(Stored data)
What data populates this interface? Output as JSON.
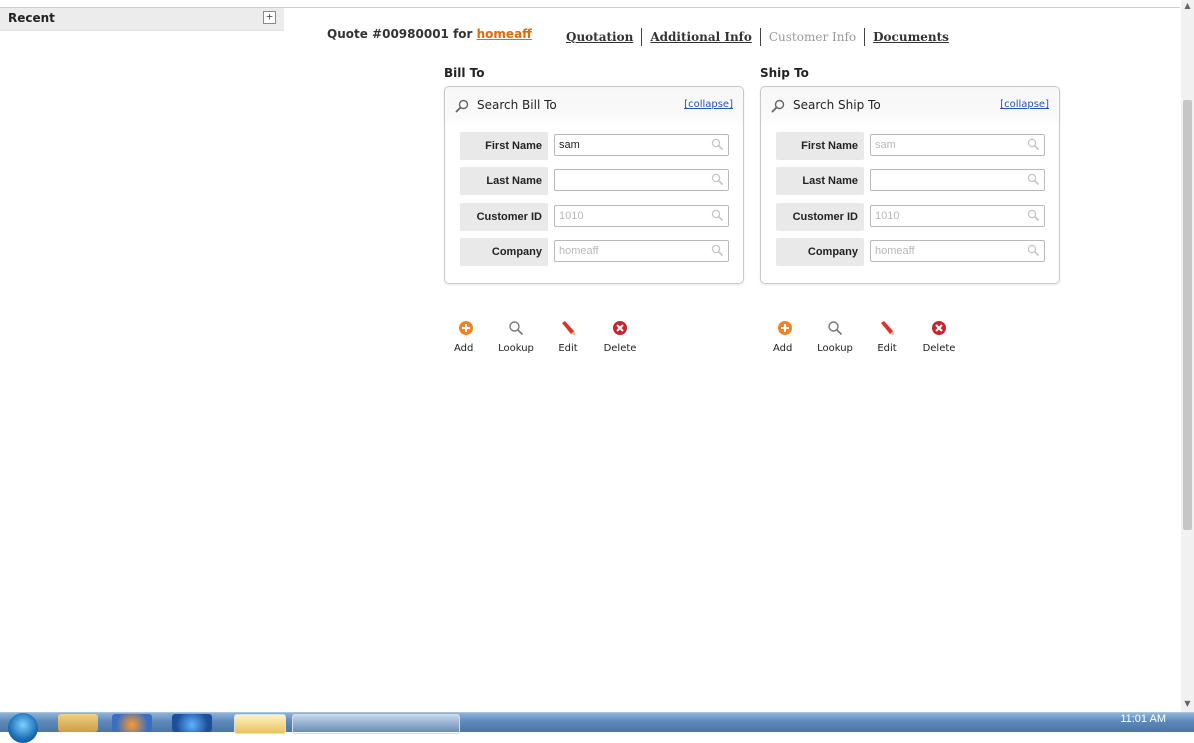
{
  "sidebar": {
    "recent_label": "Recent",
    "expand_symbol": "+"
  },
  "header": {
    "quote_prefix": "Quote #00980001 for ",
    "customer_link": "homeaff",
    "tabs": [
      {
        "label": "Quotation",
        "state": "active"
      },
      {
        "label": "Additional Info",
        "state": "active"
      },
      {
        "label": "Customer Info",
        "state": "current"
      },
      {
        "label": "Documents",
        "state": "active"
      }
    ]
  },
  "bill_to": {
    "section_title": "Bill To",
    "panel_title": "Search Bill To",
    "collapse_label": "[collapse]",
    "fields": [
      {
        "label": "First Name",
        "value": "sam",
        "placeholder": ""
      },
      {
        "label": "Last Name",
        "value": "",
        "placeholder": ""
      },
      {
        "label": "Customer ID",
        "value": "",
        "placeholder": "1010"
      },
      {
        "label": "Company",
        "value": "",
        "placeholder": "homeaff"
      }
    ],
    "actions": [
      {
        "label": "Add",
        "icon": "add-icon"
      },
      {
        "label": "Lookup",
        "icon": "lookup-icon"
      },
      {
        "label": "Edit",
        "icon": "edit-pencil-icon"
      },
      {
        "label": "Delete",
        "icon": "delete-icon"
      }
    ]
  },
  "ship_to": {
    "section_title": "Ship To",
    "panel_title": "Search Ship To",
    "collapse_label": "[collapse]",
    "fields": [
      {
        "label": "First Name",
        "value": "",
        "placeholder": "sam"
      },
      {
        "label": "Last Name",
        "value": "",
        "placeholder": ""
      },
      {
        "label": "Customer ID",
        "value": "",
        "placeholder": "1010"
      },
      {
        "label": "Company",
        "value": "",
        "placeholder": "homeaff"
      }
    ],
    "actions": [
      {
        "label": "Add",
        "icon": "add-icon"
      },
      {
        "label": "Lookup",
        "icon": "lookup-icon"
      },
      {
        "label": "Edit",
        "icon": "edit-pencil-icon"
      },
      {
        "label": "Delete",
        "icon": "delete-icon"
      }
    ]
  },
  "taskbar": {
    "clock": "11:01 AM"
  },
  "colors": {
    "link_orange": "#e06a0a",
    "collapse_blue": "#1f55b8",
    "add_orange": "#f0822a",
    "delete_red": "#c8242b"
  }
}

» WORK REQUIRED:
Write out the data precisely as given, excluding the pictures.

» SOLUTION TO THIS PROBLEM:
What data populates this interface? Output as JSON.
{
  "sidebar": {
    "recent_label": "Recent",
    "expand_symbol": "+"
  },
  "header": {
    "quote_prefix": "Quote #00980001 for ",
    "customer_link": "homeaff",
    "tabs": [
      {
        "label": "Quotation",
        "state": "active"
      },
      {
        "label": "Additional Info",
        "state": "active"
      },
      {
        "label": "Customer Info",
        "state": "current"
      },
      {
        "label": "Documents",
        "state": "active"
      }
    ]
  },
  "bill_to": {
    "section_title": "Bill To",
    "panel_title": "Search Bill To",
    "collapse_label": "[collapse]",
    "fields": [
      {
        "label": "First Name",
        "value": "sam",
        "placeholder": ""
      },
      {
        "label": "Last Name",
        "value": "",
        "placeholder": ""
      },
      {
        "label": "Customer ID",
        "value": "",
        "placeholder": "1010"
      },
      {
        "label": "Company",
        "value": "",
        "placeholder": "homeaff"
      }
    ],
    "actions": [
      {
        "label": "Add",
        "icon": "add-icon"
      },
      {
        "label": "Lookup",
        "icon": "lookup-icon"
      },
      {
        "label": "Edit",
        "icon": "edit-pencil-icon"
      },
      {
        "label": "Delete",
        "icon": "delete-icon"
      }
    ]
  },
  "ship_to": {
    "section_title": "Ship To",
    "panel_title": "Search Ship To",
    "collapse_label": "[collapse]",
    "fields": [
      {
        "label": "First Name",
        "value": "",
        "placeholder": "sam"
      },
      {
        "label": "Last Name",
        "value": "",
        "placeholder": ""
      },
      {
        "label": "Customer ID",
        "value": "",
        "placeholder": "1010"
      },
      {
        "label": "Company",
        "value": "",
        "placeholder": "homeaff"
      }
    ],
    "actions": [
      {
        "label": "Add",
        "icon": "add-icon"
      },
      {
        "label": "Lookup",
        "icon": "lookup-icon"
      },
      {
        "label": "Edit",
        "icon": "edit-pencil-icon"
      },
      {
        "label": "Delete",
        "icon": "delete-icon"
      }
    ]
  },
  "taskbar": {
    "clock": "11:01 AM"
  },
  "colors": {
    "link_orange": "#e06a0a",
    "collapse_blue": "#1f55b8",
    "add_orange": "#f0822a",
    "delete_red": "#c8242b"
  }
}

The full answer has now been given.